From the records below, pull each line that has "xlabel".

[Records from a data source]
----------------
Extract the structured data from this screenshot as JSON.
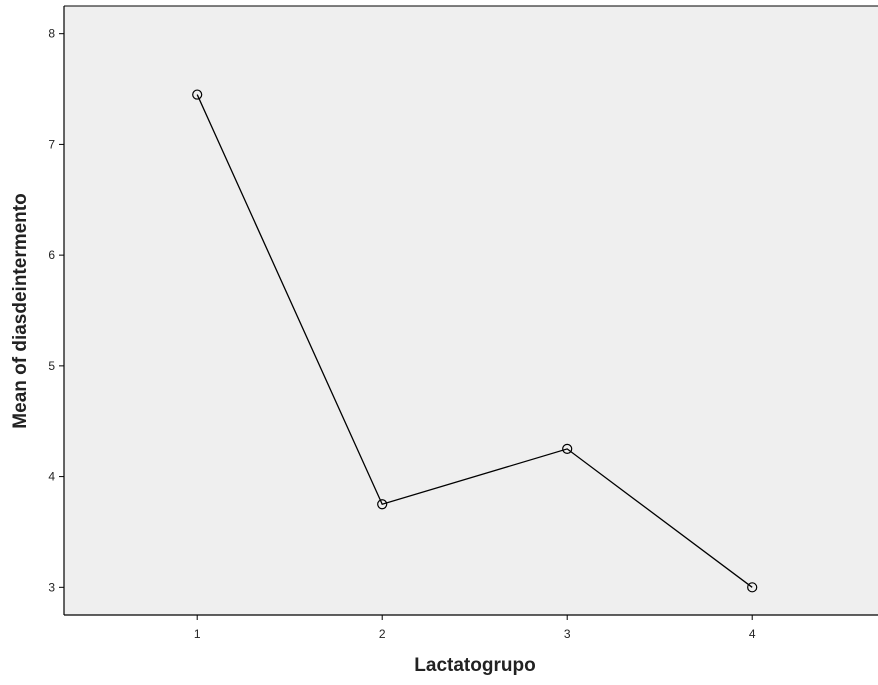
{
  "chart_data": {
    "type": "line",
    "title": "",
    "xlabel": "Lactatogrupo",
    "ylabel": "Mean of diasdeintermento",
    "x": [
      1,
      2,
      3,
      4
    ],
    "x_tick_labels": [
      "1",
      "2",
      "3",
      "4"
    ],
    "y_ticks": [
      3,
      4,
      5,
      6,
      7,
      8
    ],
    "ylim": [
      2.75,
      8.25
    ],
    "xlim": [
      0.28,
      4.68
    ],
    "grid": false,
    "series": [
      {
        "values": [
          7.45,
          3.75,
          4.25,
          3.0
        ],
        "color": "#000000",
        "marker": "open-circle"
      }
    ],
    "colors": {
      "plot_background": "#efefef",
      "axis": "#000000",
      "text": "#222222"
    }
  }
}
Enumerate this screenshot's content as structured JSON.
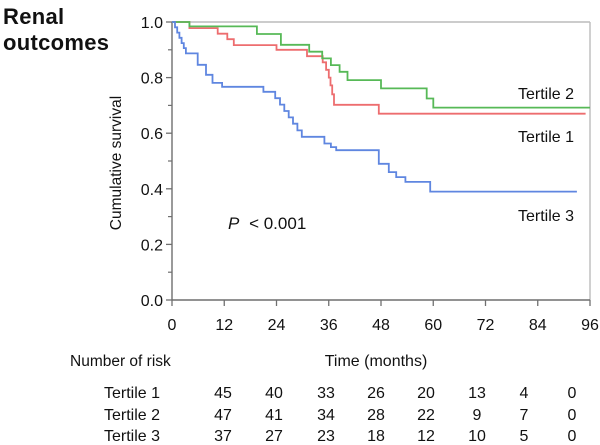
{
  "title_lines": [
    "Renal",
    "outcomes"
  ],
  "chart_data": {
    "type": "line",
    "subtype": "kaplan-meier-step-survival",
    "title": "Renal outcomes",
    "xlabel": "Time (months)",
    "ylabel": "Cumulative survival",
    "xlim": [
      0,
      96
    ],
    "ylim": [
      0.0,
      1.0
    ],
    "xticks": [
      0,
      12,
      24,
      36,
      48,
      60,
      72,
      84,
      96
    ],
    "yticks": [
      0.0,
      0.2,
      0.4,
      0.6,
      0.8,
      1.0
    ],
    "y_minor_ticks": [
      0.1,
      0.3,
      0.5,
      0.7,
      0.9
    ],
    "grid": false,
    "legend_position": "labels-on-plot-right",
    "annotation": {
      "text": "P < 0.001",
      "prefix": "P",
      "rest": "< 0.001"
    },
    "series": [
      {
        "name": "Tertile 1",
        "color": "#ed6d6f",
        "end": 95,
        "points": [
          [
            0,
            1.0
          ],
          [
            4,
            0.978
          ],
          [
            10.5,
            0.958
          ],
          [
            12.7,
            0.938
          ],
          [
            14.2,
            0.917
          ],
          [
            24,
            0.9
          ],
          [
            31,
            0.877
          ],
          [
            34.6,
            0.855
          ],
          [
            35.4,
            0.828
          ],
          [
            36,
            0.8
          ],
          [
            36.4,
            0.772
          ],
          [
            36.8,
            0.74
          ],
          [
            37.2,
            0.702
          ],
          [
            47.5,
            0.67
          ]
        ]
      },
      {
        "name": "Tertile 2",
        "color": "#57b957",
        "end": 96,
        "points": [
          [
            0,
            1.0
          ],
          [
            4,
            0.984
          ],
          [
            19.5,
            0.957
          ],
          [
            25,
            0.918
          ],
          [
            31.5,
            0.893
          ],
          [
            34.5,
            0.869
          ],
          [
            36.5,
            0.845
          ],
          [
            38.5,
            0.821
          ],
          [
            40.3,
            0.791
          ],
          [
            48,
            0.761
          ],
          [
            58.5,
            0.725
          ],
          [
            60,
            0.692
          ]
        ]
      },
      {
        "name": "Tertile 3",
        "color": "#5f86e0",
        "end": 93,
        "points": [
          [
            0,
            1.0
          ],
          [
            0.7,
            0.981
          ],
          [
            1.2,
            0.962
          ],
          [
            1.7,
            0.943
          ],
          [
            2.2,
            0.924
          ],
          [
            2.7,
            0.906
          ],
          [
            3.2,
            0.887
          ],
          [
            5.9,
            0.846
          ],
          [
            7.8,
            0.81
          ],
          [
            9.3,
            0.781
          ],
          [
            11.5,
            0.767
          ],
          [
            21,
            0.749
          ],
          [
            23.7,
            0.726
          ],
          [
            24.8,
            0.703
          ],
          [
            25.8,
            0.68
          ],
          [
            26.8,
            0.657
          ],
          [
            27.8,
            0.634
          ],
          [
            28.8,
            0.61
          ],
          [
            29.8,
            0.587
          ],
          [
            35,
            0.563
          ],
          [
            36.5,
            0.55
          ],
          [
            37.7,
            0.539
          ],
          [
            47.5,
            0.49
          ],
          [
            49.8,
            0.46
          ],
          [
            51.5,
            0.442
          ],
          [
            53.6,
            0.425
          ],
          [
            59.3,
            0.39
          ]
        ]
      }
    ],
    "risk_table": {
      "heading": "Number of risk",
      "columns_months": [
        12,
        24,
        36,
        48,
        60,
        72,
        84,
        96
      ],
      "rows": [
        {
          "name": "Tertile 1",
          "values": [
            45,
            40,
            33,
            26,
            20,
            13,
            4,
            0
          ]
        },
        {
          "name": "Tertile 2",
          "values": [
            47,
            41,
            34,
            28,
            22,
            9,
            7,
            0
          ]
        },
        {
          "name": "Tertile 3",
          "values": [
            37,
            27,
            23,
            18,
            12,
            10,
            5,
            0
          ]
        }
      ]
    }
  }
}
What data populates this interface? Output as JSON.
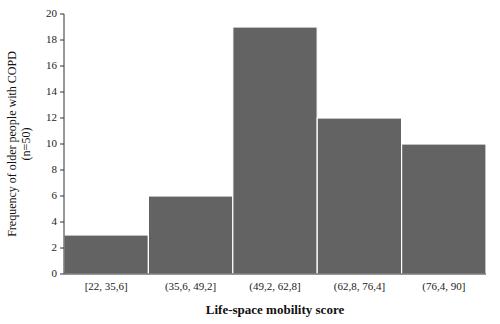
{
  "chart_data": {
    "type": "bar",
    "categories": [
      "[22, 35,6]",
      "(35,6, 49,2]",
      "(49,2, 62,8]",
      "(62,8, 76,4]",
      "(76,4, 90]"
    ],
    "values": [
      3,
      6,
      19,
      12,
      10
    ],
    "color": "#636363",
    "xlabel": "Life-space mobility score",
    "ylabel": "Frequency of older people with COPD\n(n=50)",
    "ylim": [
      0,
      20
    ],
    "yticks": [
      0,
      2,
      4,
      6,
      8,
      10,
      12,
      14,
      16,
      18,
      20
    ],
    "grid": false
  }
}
----------------
**FULL RESPONSE:**
    "xlabel": "Lactatogrupo",
    "xlabel": "Time (months)",
    "xlabel": "Life-space mobility score",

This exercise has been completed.